__Prompt__
Copy out all the records, word for word.

__Dataset__
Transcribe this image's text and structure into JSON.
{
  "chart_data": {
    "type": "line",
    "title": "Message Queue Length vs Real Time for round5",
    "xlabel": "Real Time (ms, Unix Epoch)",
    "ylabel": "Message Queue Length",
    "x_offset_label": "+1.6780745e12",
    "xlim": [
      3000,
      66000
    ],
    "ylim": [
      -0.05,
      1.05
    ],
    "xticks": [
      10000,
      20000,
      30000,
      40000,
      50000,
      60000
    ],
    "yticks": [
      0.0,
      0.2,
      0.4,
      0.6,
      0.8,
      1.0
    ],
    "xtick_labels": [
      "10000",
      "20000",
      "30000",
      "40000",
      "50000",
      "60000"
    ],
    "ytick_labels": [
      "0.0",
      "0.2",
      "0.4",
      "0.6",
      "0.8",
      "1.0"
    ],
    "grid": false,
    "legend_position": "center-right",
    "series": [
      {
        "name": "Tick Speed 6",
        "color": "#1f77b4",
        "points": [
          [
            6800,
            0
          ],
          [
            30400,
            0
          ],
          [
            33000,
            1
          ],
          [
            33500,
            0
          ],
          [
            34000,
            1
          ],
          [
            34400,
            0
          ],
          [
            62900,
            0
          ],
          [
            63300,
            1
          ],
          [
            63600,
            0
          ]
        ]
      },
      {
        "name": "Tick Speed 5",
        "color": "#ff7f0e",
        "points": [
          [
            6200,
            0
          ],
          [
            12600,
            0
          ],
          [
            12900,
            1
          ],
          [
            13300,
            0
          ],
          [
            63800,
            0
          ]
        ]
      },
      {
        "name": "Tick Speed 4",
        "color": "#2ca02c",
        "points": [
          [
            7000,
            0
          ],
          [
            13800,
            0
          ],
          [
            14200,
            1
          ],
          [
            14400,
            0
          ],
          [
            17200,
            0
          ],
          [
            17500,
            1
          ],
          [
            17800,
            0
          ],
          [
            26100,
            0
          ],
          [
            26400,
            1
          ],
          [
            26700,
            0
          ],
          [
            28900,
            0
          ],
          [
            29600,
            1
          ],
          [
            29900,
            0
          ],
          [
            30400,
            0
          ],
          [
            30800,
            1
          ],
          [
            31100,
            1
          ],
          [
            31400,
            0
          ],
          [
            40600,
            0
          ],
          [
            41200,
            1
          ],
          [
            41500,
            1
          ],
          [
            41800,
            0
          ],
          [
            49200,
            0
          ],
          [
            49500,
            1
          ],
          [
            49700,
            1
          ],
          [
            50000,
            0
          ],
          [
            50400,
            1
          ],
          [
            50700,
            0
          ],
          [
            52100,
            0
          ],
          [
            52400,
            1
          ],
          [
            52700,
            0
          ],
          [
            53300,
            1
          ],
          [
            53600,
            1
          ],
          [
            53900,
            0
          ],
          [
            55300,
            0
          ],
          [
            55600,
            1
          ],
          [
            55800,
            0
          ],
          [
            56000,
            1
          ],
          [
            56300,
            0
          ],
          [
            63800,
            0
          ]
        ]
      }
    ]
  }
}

__Response to the task__
Transcribe this image's text and structure into JSON.
{
  "chart_data": {
    "type": "line",
    "title": "Message Queue Length vs Real Time for round5",
    "xlabel": "Real Time (ms, Unix Epoch)",
    "ylabel": "Message Queue Length",
    "x_offset_label": "+1.6780745e12",
    "xlim": [
      3000,
      66000
    ],
    "ylim": [
      -0.05,
      1.05
    ],
    "xticks": [
      10000,
      20000,
      30000,
      40000,
      50000,
      60000
    ],
    "yticks": [
      0.0,
      0.2,
      0.4,
      0.6,
      0.8,
      1.0
    ],
    "xtick_labels": [
      "10000",
      "20000",
      "30000",
      "40000",
      "50000",
      "60000"
    ],
    "ytick_labels": [
      "0.0",
      "0.2",
      "0.4",
      "0.6",
      "0.8",
      "1.0"
    ],
    "grid": false,
    "legend_position": "center-right",
    "series": [
      {
        "name": "Tick Speed 6",
        "color": "#1f77b4",
        "points": [
          [
            6800,
            0
          ],
          [
            30400,
            0
          ],
          [
            33000,
            1
          ],
          [
            33500,
            0
          ],
          [
            34000,
            1
          ],
          [
            34400,
            0
          ],
          [
            62900,
            0
          ],
          [
            63300,
            1
          ],
          [
            63600,
            0
          ]
        ]
      },
      {
        "name": "Tick Speed 5",
        "color": "#ff7f0e",
        "points": [
          [
            6200,
            0
          ],
          [
            12600,
            0
          ],
          [
            12900,
            1
          ],
          [
            13300,
            0
          ],
          [
            63800,
            0
          ]
        ]
      },
      {
        "name": "Tick Speed 4",
        "color": "#2ca02c",
        "points": [
          [
            7000,
            0
          ],
          [
            13800,
            0
          ],
          [
            14200,
            1
          ],
          [
            14400,
            0
          ],
          [
            17200,
            0
          ],
          [
            17500,
            1
          ],
          [
            17800,
            0
          ],
          [
            26100,
            0
          ],
          [
            26400,
            1
          ],
          [
            26700,
            0
          ],
          [
            28900,
            0
          ],
          [
            29600,
            1
          ],
          [
            29900,
            0
          ],
          [
            30400,
            0
          ],
          [
            30800,
            1
          ],
          [
            31100,
            1
          ],
          [
            31400,
            0
          ],
          [
            40600,
            0
          ],
          [
            41200,
            1
          ],
          [
            41500,
            1
          ],
          [
            41800,
            0
          ],
          [
            49200,
            0
          ],
          [
            49500,
            1
          ],
          [
            49700,
            1
          ],
          [
            50000,
            0
          ],
          [
            50400,
            1
          ],
          [
            50700,
            0
          ],
          [
            52100,
            0
          ],
          [
            52400,
            1
          ],
          [
            52700,
            0
          ],
          [
            53300,
            1
          ],
          [
            53600,
            1
          ],
          [
            53900,
            0
          ],
          [
            55300,
            0
          ],
          [
            55600,
            1
          ],
          [
            55800,
            0
          ],
          [
            56000,
            1
          ],
          [
            56300,
            0
          ],
          [
            63800,
            0
          ]
        ]
      }
    ]
  }
}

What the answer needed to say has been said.